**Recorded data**
□ □ □

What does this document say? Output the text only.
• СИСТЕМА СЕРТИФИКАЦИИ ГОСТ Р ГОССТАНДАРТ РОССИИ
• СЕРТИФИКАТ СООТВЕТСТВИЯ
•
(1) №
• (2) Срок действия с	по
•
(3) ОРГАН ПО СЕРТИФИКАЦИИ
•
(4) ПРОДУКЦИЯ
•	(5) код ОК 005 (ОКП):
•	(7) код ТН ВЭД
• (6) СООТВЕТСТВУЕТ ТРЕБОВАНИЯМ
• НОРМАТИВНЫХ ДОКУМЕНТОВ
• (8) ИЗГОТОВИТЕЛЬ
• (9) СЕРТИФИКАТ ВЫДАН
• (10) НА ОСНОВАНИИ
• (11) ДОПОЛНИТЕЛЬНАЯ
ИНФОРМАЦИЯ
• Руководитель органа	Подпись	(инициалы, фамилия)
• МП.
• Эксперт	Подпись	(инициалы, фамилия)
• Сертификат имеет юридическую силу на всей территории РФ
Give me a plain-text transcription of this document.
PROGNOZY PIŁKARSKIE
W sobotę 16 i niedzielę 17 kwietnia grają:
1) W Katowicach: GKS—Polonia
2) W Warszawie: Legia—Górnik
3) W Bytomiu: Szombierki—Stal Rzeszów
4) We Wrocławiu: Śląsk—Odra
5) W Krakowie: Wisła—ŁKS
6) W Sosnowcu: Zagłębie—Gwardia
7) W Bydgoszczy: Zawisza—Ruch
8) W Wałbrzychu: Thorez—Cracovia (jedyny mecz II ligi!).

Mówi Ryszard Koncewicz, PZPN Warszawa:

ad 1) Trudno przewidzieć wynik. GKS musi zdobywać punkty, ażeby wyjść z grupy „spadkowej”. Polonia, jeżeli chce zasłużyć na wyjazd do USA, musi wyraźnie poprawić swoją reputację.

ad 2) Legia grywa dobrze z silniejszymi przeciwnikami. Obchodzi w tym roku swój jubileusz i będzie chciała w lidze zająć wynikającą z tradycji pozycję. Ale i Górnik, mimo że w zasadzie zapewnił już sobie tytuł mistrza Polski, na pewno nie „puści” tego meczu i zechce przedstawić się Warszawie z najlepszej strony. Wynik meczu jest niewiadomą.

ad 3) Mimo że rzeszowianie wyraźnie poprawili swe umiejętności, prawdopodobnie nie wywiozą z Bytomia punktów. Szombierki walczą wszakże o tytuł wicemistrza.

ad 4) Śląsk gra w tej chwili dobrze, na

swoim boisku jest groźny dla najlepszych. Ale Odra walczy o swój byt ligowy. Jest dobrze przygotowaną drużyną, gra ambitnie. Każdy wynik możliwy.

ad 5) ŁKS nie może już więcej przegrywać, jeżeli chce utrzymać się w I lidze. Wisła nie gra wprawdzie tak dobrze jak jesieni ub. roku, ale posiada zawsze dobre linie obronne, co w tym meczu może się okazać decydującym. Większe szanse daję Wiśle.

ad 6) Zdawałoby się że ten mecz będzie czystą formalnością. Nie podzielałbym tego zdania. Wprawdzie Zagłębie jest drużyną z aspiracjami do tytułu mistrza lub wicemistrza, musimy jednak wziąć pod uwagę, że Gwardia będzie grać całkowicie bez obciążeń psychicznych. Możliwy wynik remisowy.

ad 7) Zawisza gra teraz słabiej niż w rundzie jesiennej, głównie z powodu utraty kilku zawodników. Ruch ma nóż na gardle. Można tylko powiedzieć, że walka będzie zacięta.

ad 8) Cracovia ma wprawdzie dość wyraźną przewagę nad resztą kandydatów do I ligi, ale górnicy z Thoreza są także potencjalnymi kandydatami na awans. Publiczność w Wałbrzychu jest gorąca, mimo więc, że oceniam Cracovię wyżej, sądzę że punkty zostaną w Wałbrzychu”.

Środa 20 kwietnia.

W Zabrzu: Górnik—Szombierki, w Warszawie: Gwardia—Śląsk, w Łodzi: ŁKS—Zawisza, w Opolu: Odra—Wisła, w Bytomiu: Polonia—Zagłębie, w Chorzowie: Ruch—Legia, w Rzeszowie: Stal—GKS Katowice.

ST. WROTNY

□ □ □

**WHAT IS REQUIRED**
Write an exact transcription of every entry above.

**WRITTEN REPLY**
What does this document say? Output the text only.
• СИСТЕМА СЕРТИФИКАЦИИ ГОСТ Р ГОССТАНДАРТ РОССИИ
• СЕРТИФИКАТ СООТВЕТСТВИЯ
•
(1) №
• (2) Срок действия с	по
•
(3) ОРГАН ПО СЕРТИФИКАЦИИ
•
(4) ПРОДУКЦИЯ
•	(5) код ОК 005 (ОКП):
•	(7) код ТН ВЭД
• (6) СООТВЕТСТВУЕТ ТРЕБОВАНИЯМ
• НОРМАТИВНЫХ ДОКУМЕНТОВ
• (8) ИЗГОТОВИТЕЛЬ
• (9) СЕРТИФИКАТ ВЫДАН
• (10) НА ОСНОВАНИИ
• (11) ДОПОЛНИТЕЛЬНАЯ
ИНФОРМАЦИЯ
• Руководитель органа	Подпись	(инициалы, фамилия)
• МП.
• Эксперт	Подпись	(инициалы, фамилия)
• Сертификат имеет юридическую силу на всей территории РФ
Give me a plain-text transcription of this document.
PROGNOZY PIŁKARSKIE
W sobotę 16 i niedzielę 17 kwietnia grają:
1) W Katowicach: GKS—Polonia
2) W Warszawie: Legia—Górnik
3) W Bytomiu: Szombierki—Stal Rzeszów
4) We Wrocławiu: Śląsk—Odra
5) W Krakowie: Wisła—ŁKS
6) W Sosnowcu: Zagłębie—Gwardia
7) W Bydgoszczy: Zawisza—Ruch
8) W Wałbrzychu: Thorez—Cracovia (jedyny mecz II ligi!).

Mówi Ryszard Koncewicz, PZPN Warszawa:

ad 1) Trudno przewidzieć wynik. GKS musi zdobywać punkty, ażeby wyjść z grupy „spadkowej”. Polonia, jeżeli chce zasłużyć na wyjazd do USA, musi wyraźnie poprawić swoją reputację.

ad 2) Legia grywa dobrze z silniejszymi przeciwnikami. Obchodzi w tym roku swój jubileusz i będzie chciała w lidze zająć wynikającą z tradycji pozycję. Ale i Górnik, mimo że w zasadzie zapewnił już sobie tytuł mistrza Polski, na pewno nie „puści” tego meczu i zechce przedstawić się Warszawie z najlepszej strony. Wynik meczu jest niewiadomą.

ad 3) Mimo że rzeszowianie wyraźnie poprawili swe umiejętności, prawdopodobnie nie wywiozą z Bytomia punktów. Szombierki walczą wszakże o tytuł wicemistrza.

ad 4) Śląsk gra w tej chwili dobrze, na

swoim boisku jest groźny dla najlepszych. Ale Odra walczy o swój byt ligowy. Jest dobrze przygotowaną drużyną, gra ambitnie. Każdy wynik możliwy.

ad 5) ŁKS nie może już więcej przegrywać, jeżeli chce utrzymać się w I lidze. Wisła nie gra wprawdzie tak dobrze jak jesieni ub. roku, ale posiada zawsze dobre linie obronne, co w tym meczu może się okazać decydującym. Większe szanse daję Wiśle.

ad 6) Zdawałoby się że ten mecz będzie czystą formalnością. Nie podzielałbym tego zdania. Wprawdzie Zagłębie jest drużyną z aspiracjami do tytułu mistrza lub wicemistrza, musimy jednak wziąć pod uwagę, że Gwardia będzie grać całkowicie bez obciążeń psychicznych. Możliwy wynik remisowy.

ad 7) Zawisza gra teraz słabiej niż w rundzie jesiennej, głównie z powodu utraty kilku zawodników. Ruch ma nóż na gardle. Można tylko powiedzieć, że walka będzie zacięta.

ad 8) Cracovia ma wprawdzie dość wyraźną przewagę nad resztą kandydatów do I ligi, ale górnicy z Thoreza są także potencjalnymi kandydatami na awans. Publiczność w Wałbrzychu jest gorąca, mimo więc, że oceniam Cracovię wyżej, sądzę że punkty zostaną w Wałbrzychu”.

Środa 20 kwietnia.

W Zabrzu: Górnik—Szombierki, w Warszawie: Gwardia—Śląsk, w Łodzi: ŁKS—Zawisza, w Opolu: Odra—Wisła, w Bytomiu: Polonia—Zagłębie, w Chorzowie: Ruch—Legia, w Rzeszowie: Stal—GKS Katowice.

ST. WROTNY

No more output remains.